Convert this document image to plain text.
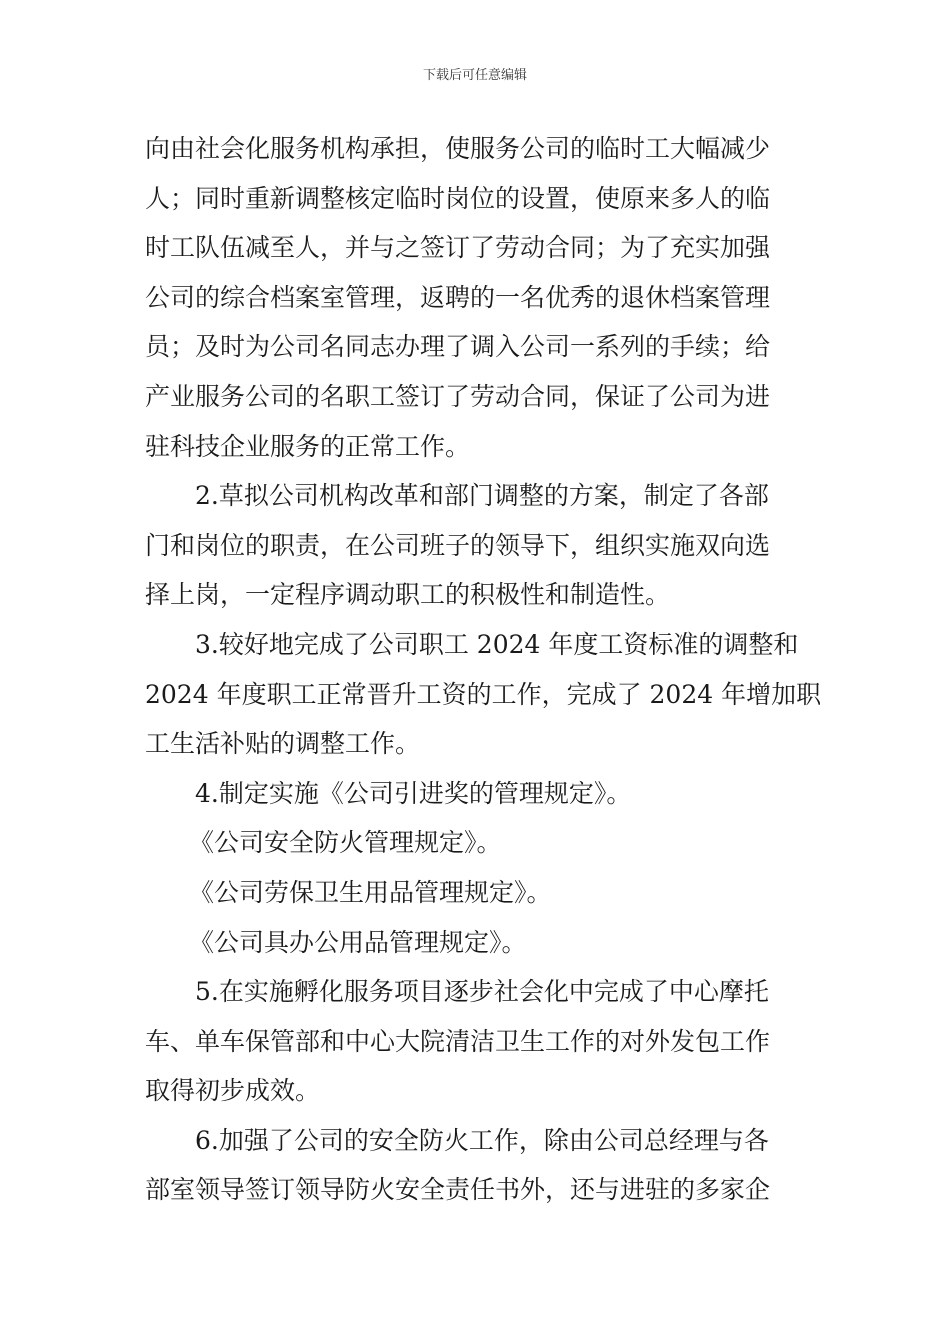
下载后可任意编辑

向由社会化服务机构承担，使服务公司的临时工大幅减少
人；同时重新调整核定临时岗位的设置，使原来多人的临
时工队伍减至人，并与之签订了劳动合同；为了充实加强
公司的综合档案室管理，返聘的一名优秀的退休档案管理
员；及时为公司名同志办理了调入公司一系列的手续；给
产业服务公司的名职工签订了劳动合同，保证了公司为进
驻科技企业服务的正常工作。

2.草拟公司机构改革和部门调整的方案，制定了各部
门和岗位的职责，在公司班子的领导下，组织实施双向选
择上岗，一定程序调动职工的积极性和制造性。

3.较好地完成了公司职工 2024 年度工资标准的调整和
2024 年度职工正常晋升工资的工作，完成了 2024 年增加职
工生活补贴的调整工作。

4.制定实施《公司引进奖的管理规定》。

《公司安全防火管理规定》。

《公司劳保卫生用品管理规定》。

《公司具办公用品管理规定》。

5.在实施孵化服务项目逐步社会化中完成了中心摩托
车、单车保管部和中心大院清洁卫生工作的对外发包工作
取得初步成效。

6.加强了公司的安全防火工作，除由公司总经理与各
部室领导签订领导防火安全责任书外，还与进驻的多家企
-------
■ **STATED TASK**:
The records above are to be reproduced exactly; the pictures are to be left out.

■ **EXERCISE SOLUTION**:
Convert this document image to plain text.
下载后可任意编辑

向由社会化服务机构承担，使服务公司的临时工大幅减少
人；同时重新调整核定临时岗位的设置，使原来多人的临
时工队伍减至人，并与之签订了劳动合同；为了充实加强
公司的综合档案室管理，返聘的一名优秀的退休档案管理
员；及时为公司名同志办理了调入公司一系列的手续；给
产业服务公司的名职工签订了劳动合同，保证了公司为进
驻科技企业服务的正常工作。

2.草拟公司机构改革和部门调整的方案，制定了各部
门和岗位的职责，在公司班子的领导下，组织实施双向选
择上岗，一定程序调动职工的积极性和制造性。

3.较好地完成了公司职工 2024 年度工资标准的调整和
2024 年度职工正常晋升工资的工作，完成了 2024 年增加职
工生活补贴的调整工作。

4.制定实施《公司引进奖的管理规定》。

《公司安全防火管理规定》。

《公司劳保卫生用品管理规定》。

《公司具办公用品管理规定》。

5.在实施孵化服务项目逐步社会化中完成了中心摩托
车、单车保管部和中心大院清洁卫生工作的对外发包工作
取得初步成效。

6.加强了公司的安全防火工作，除由公司总经理与各
部室领导签订领导防火安全责任书外，还与进驻的多家企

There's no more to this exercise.